START Source records

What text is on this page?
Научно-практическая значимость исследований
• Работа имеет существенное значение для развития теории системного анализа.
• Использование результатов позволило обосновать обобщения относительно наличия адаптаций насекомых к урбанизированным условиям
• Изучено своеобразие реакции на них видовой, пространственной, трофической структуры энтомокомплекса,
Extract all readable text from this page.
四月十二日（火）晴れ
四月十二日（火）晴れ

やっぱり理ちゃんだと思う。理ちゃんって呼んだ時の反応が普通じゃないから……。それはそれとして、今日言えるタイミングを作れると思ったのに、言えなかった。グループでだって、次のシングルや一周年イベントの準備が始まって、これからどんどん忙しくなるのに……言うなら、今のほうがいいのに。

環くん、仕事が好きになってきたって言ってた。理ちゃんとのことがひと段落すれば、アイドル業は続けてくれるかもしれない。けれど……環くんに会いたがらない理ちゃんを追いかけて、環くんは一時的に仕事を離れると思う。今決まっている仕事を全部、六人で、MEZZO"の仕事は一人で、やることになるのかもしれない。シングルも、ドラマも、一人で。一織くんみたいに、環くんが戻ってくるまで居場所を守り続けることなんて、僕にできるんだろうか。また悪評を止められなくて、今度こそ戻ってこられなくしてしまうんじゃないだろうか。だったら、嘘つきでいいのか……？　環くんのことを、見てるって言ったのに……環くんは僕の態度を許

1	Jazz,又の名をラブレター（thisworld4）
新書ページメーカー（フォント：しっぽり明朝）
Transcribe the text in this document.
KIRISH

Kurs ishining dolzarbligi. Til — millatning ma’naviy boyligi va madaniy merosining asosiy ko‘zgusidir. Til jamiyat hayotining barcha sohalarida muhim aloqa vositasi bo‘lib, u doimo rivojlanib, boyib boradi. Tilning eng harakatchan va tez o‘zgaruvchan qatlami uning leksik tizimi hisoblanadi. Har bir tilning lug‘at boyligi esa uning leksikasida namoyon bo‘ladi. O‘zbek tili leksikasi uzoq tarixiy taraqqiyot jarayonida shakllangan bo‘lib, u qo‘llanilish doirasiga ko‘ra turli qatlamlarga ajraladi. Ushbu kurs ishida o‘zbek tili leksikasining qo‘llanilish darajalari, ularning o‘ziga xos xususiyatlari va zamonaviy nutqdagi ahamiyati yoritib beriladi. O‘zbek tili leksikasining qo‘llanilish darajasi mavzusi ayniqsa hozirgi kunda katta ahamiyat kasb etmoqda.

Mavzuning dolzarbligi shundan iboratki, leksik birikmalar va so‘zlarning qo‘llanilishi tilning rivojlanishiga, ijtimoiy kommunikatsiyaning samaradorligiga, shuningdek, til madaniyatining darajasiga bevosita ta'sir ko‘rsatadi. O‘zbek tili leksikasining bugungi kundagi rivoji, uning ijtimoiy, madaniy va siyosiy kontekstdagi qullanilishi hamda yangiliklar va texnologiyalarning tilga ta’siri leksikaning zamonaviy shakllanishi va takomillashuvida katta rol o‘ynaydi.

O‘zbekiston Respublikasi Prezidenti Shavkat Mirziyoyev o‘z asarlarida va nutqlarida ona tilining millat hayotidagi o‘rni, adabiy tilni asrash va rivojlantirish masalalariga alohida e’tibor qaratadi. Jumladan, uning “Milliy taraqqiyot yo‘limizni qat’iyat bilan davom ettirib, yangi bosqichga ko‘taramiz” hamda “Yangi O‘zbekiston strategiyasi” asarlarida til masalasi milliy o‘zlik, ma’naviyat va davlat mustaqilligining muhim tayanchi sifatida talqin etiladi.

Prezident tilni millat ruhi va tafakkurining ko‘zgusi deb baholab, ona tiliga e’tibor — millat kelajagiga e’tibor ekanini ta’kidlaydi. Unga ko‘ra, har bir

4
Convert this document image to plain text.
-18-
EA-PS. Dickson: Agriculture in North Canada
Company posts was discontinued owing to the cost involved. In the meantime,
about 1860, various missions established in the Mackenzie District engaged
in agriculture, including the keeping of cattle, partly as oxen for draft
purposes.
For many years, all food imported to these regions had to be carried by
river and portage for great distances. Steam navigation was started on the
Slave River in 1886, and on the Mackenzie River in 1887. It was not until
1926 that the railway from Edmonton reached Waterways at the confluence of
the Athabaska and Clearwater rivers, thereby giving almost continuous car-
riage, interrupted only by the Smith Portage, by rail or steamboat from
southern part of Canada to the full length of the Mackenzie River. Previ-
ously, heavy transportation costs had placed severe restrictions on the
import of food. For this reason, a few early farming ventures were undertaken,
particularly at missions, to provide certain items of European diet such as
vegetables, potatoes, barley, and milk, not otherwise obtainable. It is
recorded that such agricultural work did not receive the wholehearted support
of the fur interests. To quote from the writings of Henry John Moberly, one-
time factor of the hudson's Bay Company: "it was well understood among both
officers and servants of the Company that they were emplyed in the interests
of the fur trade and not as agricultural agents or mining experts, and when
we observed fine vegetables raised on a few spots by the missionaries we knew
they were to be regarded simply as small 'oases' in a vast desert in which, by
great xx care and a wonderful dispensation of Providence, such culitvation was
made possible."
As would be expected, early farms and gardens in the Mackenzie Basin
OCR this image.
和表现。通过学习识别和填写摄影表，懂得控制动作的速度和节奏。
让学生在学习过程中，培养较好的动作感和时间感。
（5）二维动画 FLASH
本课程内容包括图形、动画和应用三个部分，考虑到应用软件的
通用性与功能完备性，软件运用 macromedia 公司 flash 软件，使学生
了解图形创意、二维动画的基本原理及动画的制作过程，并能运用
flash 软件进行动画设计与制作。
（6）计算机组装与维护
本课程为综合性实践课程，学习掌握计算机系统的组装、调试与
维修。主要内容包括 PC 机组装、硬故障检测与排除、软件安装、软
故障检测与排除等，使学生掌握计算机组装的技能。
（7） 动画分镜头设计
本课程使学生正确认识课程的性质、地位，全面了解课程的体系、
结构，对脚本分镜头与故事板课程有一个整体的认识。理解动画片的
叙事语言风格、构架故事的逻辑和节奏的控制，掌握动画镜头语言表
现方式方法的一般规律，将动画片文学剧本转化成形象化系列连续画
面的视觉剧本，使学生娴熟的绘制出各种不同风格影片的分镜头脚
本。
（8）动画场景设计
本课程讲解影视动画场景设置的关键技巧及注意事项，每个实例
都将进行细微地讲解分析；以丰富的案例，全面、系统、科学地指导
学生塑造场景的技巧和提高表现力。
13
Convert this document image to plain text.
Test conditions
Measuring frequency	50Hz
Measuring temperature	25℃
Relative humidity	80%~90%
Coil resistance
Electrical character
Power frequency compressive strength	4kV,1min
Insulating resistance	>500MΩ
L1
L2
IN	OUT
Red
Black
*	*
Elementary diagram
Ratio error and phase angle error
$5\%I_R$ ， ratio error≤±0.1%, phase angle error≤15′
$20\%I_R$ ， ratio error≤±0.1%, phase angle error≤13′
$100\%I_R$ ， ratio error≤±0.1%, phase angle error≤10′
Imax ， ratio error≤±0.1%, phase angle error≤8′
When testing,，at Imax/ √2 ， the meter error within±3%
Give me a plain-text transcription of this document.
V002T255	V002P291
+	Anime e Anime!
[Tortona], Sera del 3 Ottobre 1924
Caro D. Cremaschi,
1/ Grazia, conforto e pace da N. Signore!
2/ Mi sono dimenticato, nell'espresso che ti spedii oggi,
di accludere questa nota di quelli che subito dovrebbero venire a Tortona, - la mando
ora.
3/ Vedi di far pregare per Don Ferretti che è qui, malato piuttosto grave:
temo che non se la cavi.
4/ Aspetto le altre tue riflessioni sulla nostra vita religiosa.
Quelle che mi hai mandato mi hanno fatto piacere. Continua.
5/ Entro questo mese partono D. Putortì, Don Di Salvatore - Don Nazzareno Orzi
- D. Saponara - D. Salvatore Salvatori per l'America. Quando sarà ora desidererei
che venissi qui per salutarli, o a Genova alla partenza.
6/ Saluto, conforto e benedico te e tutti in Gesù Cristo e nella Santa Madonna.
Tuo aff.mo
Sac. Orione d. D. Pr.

END Source records

* [Task description]: Within the listing above, copy each line that has the string "Tortona".

* [Answer to the task]:
[Tortona], Sera del 3 Ottobre 1924
di accludere questa nota di quelli che subito dovrebbero venire a Tortona, - la mando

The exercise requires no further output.